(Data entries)
-*-

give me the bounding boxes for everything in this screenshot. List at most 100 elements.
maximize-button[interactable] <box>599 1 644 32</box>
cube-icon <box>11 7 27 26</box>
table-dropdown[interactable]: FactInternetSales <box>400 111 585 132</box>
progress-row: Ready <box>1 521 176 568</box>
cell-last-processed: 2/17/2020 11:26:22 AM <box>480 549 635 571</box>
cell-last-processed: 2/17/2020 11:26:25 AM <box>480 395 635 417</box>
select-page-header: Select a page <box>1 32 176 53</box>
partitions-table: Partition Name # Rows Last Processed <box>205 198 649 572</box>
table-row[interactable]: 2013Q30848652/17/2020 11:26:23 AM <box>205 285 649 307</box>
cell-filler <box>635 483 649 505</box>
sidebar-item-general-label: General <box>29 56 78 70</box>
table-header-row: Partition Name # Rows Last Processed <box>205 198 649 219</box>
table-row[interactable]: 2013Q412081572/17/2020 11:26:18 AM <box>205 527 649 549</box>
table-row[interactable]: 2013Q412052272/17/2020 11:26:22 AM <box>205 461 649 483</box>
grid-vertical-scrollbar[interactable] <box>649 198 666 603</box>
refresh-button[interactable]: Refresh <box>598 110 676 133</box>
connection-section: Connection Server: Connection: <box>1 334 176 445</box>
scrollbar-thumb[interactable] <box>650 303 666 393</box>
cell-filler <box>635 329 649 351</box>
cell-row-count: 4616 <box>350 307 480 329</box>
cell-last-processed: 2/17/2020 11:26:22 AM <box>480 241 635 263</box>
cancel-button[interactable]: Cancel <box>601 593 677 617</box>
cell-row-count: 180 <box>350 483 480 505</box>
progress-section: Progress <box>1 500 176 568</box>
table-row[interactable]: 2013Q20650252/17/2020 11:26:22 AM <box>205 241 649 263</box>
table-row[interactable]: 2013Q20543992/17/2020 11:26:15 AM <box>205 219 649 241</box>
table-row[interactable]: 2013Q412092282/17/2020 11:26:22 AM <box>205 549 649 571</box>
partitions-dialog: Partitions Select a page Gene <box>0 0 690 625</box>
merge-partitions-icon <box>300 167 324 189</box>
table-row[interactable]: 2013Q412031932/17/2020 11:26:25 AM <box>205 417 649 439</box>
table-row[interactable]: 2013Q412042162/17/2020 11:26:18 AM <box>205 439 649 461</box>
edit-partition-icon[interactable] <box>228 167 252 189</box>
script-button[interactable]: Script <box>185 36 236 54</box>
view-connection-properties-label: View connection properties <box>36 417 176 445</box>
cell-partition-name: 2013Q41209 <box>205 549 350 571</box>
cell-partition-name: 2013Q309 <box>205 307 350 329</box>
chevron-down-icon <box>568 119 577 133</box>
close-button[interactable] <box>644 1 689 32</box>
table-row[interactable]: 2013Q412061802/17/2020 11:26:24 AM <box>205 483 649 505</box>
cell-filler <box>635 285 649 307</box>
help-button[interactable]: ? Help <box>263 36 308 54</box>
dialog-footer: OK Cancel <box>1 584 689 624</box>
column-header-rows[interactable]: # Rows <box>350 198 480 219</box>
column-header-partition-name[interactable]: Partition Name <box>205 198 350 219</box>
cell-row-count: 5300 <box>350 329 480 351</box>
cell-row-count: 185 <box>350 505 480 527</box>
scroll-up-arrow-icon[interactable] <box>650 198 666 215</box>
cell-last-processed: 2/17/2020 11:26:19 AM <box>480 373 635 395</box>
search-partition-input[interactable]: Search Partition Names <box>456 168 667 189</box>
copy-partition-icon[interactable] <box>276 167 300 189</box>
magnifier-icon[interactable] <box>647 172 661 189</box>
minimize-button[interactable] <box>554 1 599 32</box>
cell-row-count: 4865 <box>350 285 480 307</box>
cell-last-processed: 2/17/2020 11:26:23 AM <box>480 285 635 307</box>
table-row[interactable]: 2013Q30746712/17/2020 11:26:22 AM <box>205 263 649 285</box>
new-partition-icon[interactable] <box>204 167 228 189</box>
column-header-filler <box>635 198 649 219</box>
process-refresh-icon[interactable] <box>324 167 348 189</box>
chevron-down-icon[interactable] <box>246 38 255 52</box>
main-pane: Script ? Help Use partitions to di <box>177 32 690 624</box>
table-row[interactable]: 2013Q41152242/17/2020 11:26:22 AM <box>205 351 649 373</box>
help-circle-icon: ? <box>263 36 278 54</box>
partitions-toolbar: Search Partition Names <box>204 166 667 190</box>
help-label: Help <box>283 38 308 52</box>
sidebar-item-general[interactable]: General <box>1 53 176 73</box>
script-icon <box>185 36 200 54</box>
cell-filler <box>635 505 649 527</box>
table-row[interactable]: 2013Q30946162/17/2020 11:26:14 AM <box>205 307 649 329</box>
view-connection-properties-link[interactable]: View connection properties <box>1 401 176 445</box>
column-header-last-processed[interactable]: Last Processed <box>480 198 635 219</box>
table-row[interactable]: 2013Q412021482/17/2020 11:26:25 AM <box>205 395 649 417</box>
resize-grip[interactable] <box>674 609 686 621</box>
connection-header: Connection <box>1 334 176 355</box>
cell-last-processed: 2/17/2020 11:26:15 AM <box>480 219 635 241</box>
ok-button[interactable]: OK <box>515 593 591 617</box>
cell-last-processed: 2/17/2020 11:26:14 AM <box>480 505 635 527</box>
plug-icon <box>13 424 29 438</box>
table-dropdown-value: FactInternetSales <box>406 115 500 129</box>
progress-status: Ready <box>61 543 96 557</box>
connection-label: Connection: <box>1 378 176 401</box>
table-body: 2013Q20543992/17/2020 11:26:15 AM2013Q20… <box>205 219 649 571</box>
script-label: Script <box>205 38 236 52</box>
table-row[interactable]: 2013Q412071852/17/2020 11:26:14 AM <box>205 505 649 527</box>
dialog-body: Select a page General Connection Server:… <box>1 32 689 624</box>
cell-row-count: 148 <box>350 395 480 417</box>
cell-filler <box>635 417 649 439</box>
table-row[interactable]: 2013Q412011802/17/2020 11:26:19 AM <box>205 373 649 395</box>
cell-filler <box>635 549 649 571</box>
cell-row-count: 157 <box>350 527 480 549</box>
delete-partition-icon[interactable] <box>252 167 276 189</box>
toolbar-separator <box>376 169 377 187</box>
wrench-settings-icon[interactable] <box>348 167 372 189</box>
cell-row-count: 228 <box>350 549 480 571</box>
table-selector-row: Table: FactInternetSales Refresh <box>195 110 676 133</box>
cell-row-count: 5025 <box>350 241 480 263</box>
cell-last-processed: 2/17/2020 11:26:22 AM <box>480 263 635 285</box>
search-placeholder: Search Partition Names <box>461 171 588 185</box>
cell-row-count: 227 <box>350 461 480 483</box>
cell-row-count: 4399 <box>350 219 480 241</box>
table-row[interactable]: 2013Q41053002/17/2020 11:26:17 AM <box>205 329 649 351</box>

-*-

What to work on →
Count up the lines in the preceding data that include the word "Cancel"; respond with the number only.

Task solution →
2